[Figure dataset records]
________________________________________
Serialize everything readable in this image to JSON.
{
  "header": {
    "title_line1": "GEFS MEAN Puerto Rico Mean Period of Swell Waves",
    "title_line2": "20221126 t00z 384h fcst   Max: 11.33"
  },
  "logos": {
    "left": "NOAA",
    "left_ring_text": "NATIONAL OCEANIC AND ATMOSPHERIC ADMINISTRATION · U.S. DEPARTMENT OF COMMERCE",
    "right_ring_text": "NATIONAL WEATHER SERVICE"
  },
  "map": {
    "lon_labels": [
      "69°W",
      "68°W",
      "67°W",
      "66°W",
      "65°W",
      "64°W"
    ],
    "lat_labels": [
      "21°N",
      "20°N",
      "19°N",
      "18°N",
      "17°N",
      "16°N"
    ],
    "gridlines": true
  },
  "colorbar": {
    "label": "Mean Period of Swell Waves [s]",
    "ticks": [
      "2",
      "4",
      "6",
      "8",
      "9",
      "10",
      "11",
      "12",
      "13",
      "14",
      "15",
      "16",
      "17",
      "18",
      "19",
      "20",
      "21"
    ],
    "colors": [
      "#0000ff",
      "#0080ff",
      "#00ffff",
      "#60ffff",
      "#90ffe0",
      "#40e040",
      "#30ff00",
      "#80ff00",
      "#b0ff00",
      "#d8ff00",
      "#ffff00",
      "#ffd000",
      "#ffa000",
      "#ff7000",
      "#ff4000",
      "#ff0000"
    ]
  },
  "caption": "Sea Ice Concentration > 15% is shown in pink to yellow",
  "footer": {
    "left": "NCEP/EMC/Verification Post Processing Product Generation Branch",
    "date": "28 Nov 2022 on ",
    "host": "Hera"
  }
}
________________________________________
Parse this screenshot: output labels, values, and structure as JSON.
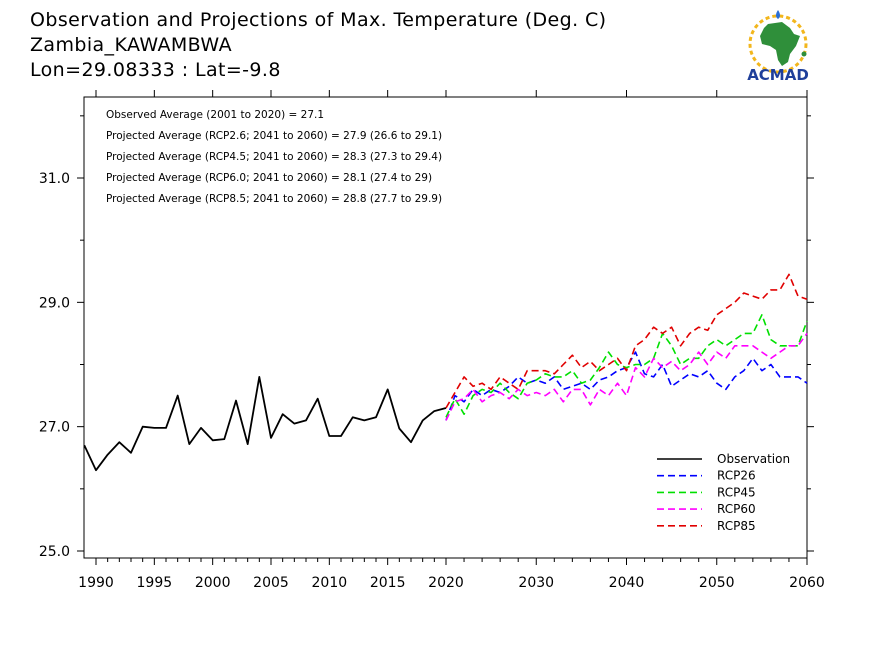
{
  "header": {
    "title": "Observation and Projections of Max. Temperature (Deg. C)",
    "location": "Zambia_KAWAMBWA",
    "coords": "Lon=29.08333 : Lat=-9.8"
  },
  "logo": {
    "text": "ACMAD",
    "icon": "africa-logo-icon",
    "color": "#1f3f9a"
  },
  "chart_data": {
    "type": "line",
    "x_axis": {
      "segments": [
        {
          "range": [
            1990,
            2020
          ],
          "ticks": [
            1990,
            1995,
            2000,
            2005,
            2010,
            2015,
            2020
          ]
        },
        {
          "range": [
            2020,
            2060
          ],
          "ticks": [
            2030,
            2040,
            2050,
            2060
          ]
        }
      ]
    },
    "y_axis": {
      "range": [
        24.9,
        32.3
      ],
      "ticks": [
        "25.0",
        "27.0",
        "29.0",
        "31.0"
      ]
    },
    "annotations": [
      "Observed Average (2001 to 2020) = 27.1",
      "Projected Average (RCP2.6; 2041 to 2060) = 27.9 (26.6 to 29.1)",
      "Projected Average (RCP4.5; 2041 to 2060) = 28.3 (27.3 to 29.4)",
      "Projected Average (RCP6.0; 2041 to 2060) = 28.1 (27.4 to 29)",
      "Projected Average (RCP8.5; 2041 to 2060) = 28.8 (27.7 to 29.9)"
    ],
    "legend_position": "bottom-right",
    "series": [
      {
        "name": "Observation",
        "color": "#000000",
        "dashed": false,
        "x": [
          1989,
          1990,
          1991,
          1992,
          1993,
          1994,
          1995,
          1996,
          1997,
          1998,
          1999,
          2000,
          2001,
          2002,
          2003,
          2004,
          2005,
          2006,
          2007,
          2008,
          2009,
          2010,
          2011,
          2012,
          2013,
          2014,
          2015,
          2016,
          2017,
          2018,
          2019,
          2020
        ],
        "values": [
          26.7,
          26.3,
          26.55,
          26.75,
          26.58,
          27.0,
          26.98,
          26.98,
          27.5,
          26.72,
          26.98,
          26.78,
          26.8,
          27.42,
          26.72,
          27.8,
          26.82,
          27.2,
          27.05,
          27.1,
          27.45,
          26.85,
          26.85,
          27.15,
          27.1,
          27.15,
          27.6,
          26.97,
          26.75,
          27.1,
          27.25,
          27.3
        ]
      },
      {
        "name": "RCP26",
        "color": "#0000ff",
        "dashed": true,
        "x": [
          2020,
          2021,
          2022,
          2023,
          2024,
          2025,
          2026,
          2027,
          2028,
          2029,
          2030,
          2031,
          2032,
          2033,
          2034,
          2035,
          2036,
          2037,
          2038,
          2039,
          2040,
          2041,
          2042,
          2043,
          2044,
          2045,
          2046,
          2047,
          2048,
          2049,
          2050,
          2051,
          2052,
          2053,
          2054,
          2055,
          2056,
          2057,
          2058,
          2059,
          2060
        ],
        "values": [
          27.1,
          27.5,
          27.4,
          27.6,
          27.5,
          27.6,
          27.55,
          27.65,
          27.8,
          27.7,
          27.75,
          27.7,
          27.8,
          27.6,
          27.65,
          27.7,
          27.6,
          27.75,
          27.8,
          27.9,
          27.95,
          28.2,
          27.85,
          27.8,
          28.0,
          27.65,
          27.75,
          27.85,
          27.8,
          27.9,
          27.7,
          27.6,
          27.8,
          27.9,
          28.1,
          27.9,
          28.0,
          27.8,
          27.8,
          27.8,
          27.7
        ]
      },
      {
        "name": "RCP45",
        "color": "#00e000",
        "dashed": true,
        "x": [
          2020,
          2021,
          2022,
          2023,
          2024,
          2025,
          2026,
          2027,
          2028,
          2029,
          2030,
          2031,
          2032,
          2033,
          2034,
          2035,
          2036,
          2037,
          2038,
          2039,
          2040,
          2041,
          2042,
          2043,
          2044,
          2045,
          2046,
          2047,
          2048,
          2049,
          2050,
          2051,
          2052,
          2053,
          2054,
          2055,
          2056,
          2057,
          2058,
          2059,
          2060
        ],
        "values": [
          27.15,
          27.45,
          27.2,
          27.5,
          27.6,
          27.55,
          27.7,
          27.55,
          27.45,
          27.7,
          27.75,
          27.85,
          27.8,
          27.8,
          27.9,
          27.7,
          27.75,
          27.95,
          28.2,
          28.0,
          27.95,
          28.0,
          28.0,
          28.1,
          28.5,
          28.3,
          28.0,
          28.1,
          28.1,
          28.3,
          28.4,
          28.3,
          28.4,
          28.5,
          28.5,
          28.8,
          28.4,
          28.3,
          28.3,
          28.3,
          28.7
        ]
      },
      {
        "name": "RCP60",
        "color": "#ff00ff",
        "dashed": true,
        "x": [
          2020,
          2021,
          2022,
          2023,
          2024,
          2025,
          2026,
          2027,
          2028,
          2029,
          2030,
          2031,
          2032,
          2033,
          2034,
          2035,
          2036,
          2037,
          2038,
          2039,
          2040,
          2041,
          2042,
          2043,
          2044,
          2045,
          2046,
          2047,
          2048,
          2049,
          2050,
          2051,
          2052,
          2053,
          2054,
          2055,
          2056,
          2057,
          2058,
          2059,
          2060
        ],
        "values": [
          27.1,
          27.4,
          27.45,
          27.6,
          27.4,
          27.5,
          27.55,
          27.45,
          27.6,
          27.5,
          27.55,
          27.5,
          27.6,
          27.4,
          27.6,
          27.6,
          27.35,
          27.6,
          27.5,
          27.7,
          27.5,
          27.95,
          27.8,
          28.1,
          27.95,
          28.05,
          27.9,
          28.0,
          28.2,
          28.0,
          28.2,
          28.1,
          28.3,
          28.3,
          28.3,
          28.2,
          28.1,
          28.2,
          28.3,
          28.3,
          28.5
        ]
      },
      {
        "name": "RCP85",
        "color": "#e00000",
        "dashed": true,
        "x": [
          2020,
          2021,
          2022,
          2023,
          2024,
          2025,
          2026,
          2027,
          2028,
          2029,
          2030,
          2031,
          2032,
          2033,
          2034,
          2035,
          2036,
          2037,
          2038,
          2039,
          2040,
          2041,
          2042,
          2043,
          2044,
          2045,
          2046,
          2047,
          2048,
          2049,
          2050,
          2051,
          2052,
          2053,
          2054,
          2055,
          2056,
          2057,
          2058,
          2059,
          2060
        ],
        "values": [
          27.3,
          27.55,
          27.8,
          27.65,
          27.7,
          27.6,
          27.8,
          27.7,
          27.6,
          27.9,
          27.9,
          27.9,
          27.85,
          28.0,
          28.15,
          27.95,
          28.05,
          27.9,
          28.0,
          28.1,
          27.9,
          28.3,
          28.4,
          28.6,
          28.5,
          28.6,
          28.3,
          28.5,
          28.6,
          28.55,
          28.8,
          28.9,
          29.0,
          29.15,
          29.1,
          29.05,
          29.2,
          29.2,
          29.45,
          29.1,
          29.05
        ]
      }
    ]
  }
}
________________________________________
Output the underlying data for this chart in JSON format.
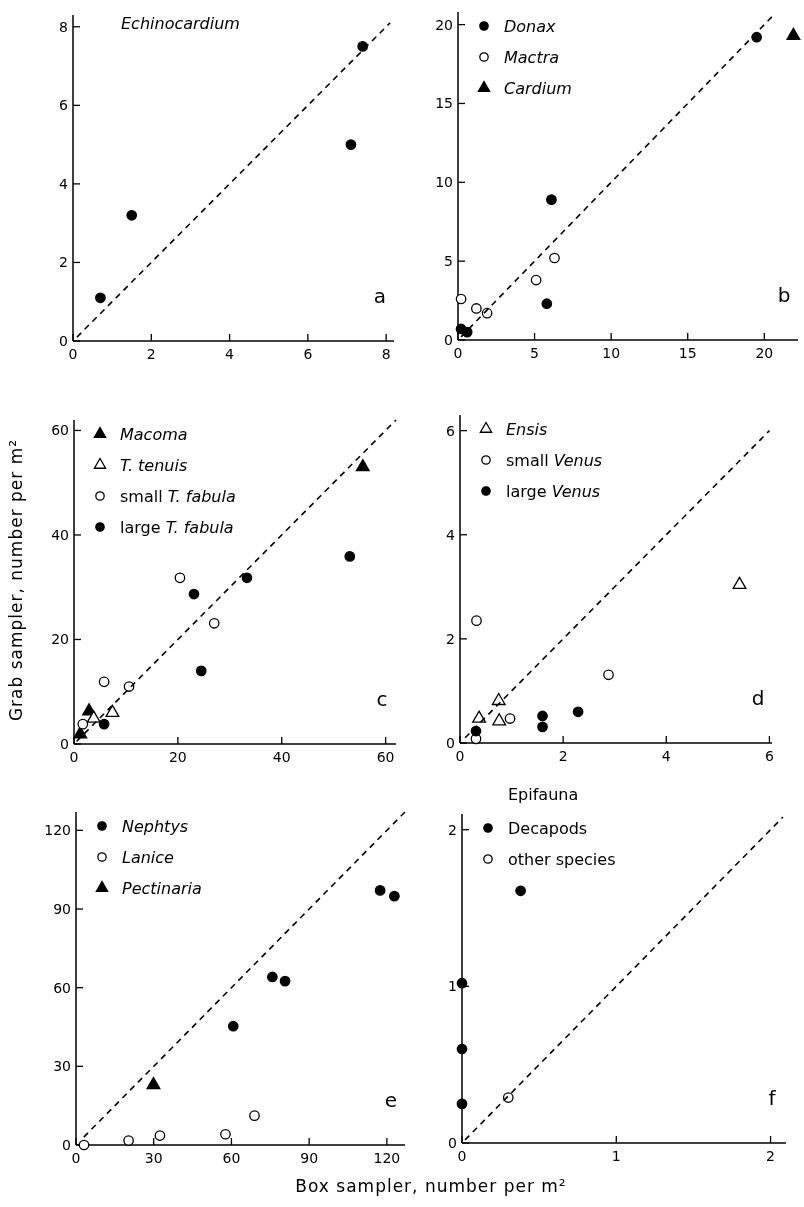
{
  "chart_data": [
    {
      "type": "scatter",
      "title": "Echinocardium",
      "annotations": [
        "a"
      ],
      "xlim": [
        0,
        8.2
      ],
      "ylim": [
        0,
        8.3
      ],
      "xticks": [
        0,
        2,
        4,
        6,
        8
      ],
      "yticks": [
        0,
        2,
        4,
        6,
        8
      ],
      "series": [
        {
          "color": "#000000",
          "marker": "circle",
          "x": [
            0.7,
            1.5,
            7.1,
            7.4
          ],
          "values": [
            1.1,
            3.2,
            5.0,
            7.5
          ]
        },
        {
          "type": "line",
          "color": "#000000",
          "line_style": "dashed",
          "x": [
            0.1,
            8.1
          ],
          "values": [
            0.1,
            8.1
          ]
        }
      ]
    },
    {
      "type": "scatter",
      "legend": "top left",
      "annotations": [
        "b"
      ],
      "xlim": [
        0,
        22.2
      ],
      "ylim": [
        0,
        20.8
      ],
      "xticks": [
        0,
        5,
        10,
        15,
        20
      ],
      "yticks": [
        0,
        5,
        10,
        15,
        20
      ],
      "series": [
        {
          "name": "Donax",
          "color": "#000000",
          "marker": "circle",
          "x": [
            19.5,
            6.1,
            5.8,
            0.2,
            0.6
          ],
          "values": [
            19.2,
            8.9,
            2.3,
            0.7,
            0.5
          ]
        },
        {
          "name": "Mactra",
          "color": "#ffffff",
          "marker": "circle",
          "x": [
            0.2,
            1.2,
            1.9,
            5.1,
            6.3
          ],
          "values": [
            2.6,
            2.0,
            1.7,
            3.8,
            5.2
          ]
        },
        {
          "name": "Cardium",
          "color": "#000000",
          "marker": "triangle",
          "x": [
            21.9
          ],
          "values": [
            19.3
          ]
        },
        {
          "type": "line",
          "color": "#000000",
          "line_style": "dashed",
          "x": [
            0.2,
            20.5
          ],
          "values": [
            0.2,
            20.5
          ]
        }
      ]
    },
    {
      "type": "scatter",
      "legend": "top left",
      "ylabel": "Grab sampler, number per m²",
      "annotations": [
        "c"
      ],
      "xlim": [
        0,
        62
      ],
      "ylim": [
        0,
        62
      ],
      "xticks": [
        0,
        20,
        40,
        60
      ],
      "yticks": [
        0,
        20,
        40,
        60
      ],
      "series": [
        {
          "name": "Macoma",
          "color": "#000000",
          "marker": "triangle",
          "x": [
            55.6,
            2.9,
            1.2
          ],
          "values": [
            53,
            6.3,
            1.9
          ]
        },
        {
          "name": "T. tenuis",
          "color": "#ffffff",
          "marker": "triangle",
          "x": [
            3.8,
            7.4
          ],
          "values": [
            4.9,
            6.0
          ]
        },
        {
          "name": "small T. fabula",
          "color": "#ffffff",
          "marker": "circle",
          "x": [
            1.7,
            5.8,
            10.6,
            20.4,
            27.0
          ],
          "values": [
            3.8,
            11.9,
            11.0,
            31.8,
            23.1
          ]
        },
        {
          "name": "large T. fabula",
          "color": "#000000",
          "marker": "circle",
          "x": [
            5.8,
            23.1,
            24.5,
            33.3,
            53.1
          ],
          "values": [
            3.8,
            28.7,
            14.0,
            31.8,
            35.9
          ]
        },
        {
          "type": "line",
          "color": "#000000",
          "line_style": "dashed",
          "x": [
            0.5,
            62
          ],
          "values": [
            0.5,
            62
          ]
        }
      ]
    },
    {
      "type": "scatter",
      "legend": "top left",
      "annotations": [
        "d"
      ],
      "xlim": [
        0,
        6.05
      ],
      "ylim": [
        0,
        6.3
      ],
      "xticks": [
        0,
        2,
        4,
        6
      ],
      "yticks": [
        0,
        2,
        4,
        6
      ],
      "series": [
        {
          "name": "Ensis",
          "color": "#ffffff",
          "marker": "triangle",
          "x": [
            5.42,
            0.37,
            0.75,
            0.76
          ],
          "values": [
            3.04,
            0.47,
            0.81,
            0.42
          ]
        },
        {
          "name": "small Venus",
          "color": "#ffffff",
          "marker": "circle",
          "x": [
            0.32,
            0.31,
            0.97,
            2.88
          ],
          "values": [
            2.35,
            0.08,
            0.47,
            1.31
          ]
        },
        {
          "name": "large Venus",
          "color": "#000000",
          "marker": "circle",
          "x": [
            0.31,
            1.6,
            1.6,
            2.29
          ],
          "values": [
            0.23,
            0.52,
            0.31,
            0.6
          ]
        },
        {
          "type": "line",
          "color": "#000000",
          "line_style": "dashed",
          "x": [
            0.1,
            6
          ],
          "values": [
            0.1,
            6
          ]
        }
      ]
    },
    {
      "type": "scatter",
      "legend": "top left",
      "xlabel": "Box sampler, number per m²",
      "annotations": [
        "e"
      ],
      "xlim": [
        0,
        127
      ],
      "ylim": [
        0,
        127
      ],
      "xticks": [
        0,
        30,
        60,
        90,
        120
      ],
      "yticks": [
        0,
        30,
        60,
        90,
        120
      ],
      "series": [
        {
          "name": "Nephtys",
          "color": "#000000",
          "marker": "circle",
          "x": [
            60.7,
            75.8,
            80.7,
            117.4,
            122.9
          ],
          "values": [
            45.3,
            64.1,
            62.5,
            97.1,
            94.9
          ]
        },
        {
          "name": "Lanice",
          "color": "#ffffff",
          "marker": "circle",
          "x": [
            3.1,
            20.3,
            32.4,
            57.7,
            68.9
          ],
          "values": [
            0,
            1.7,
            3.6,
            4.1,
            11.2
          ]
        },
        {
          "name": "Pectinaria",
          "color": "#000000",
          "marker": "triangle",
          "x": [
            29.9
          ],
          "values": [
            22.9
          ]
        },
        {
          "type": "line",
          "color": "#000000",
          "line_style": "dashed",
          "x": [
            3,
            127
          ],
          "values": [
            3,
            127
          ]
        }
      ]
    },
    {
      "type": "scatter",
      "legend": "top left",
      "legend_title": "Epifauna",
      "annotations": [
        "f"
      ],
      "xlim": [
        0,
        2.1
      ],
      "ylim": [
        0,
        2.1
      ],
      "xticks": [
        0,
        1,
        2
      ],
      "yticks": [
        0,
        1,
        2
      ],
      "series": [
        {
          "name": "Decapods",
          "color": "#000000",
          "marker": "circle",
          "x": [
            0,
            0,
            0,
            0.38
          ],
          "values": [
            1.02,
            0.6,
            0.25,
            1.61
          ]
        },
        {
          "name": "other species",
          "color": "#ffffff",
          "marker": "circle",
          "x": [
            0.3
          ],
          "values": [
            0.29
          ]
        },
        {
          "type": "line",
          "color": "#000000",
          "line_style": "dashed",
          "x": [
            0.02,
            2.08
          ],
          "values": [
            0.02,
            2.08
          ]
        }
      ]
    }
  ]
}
________________________________________
Only lines with the string "sampler" belong in your answer; copy each one.

      "ylabel": "Grab sampler, number per m²",
      "xlabel": "Box sampler, number per m²",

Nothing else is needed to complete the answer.